==== Data provided

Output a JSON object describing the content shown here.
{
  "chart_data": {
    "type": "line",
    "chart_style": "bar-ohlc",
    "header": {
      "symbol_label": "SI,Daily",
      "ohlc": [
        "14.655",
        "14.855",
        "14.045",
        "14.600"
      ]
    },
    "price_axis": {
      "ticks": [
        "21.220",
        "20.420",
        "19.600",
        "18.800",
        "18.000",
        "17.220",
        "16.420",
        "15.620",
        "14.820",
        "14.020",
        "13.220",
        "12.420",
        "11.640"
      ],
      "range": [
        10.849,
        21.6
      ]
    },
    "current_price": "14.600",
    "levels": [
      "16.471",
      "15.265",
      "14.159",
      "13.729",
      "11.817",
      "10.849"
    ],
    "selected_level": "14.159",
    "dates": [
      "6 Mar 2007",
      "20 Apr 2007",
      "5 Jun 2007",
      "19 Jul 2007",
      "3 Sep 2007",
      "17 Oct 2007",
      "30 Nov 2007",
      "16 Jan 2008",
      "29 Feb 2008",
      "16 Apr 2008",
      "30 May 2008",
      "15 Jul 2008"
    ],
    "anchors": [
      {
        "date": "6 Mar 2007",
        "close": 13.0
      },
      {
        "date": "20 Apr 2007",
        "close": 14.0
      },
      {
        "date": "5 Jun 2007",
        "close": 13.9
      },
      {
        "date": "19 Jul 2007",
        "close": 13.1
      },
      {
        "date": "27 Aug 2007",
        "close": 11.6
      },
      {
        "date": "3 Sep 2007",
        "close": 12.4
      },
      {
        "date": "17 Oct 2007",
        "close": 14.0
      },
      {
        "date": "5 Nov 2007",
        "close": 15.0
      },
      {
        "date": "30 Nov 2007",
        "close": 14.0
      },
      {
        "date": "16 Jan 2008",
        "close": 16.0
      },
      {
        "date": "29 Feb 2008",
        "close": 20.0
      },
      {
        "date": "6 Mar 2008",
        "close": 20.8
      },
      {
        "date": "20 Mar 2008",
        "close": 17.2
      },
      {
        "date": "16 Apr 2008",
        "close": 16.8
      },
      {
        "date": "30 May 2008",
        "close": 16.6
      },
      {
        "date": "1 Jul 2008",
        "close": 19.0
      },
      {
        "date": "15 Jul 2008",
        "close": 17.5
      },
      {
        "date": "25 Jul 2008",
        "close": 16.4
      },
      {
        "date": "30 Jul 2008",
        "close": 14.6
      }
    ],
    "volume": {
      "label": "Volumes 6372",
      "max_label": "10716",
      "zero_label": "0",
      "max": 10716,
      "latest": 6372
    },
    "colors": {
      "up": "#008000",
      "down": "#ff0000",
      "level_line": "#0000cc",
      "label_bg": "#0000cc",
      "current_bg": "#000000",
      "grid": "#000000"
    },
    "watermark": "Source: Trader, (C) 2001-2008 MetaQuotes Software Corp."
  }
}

========

* What to produce:
Repeat every record exactly as written, please.

* Solution for this task:
Output a JSON object describing the content shown here.
{
  "chart_data": {
    "type": "line",
    "chart_style": "bar-ohlc",
    "header": {
      "symbol_label": "SI,Daily",
      "ohlc": [
        "14.655",
        "14.855",
        "14.045",
        "14.600"
      ]
    },
    "price_axis": {
      "ticks": [
        "21.220",
        "20.420",
        "19.600",
        "18.800",
        "18.000",
        "17.220",
        "16.420",
        "15.620",
        "14.820",
        "14.020",
        "13.220",
        "12.420",
        "11.640"
      ],
      "range": [
        10.849,
        21.6
      ]
    },
    "current_price": "14.600",
    "levels": [
      "16.471",
      "15.265",
      "14.159",
      "13.729",
      "11.817",
      "10.849"
    ],
    "selected_level": "14.159",
    "dates": [
      "6 Mar 2007",
      "20 Apr 2007",
      "5 Jun 2007",
      "19 Jul 2007",
      "3 Sep 2007",
      "17 Oct 2007",
      "30 Nov 2007",
      "16 Jan 2008",
      "29 Feb 2008",
      "16 Apr 2008",
      "30 May 2008",
      "15 Jul 2008"
    ],
    "anchors": [
      {
        "date": "6 Mar 2007",
        "close": 13.0
      },
      {
        "date": "20 Apr 2007",
        "close": 14.0
      },
      {
        "date": "5 Jun 2007",
        "close": 13.9
      },
      {
        "date": "19 Jul 2007",
        "close": 13.1
      },
      {
        "date": "27 Aug 2007",
        "close": 11.6
      },
      {
        "date": "3 Sep 2007",
        "close": 12.4
      },
      {
        "date": "17 Oct 2007",
        "close": 14.0
      },
      {
        "date": "5 Nov 2007",
        "close": 15.0
      },
      {
        "date": "30 Nov 2007",
        "close": 14.0
      },
      {
        "date": "16 Jan 2008",
        "close": 16.0
      },
      {
        "date": "29 Feb 2008",
        "close": 20.0
      },
      {
        "date": "6 Mar 2008",
        "close": 20.8
      },
      {
        "date": "20 Mar 2008",
        "close": 17.2
      },
      {
        "date": "16 Apr 2008",
        "close": 16.8
      },
      {
        "date": "30 May 2008",
        "close": 16.6
      },
      {
        "date": "1 Jul 2008",
        "close": 19.0
      },
      {
        "date": "15 Jul 2008",
        "close": 17.5
      },
      {
        "date": "25 Jul 2008",
        "close": 16.4
      },
      {
        "date": "30 Jul 2008",
        "close": 14.6
      }
    ],
    "volume": {
      "label": "Volumes 6372",
      "max_label": "10716",
      "zero_label": "0",
      "max": 10716,
      "latest": 6372
    },
    "colors": {
      "up": "#008000",
      "down": "#ff0000",
      "level_line": "#0000cc",
      "label_bg": "#0000cc",
      "current_bg": "#000000",
      "grid": "#000000"
    },
    "watermark": "Source: Trader, (C) 2001-2008 MetaQuotes Software Corp."
  }
}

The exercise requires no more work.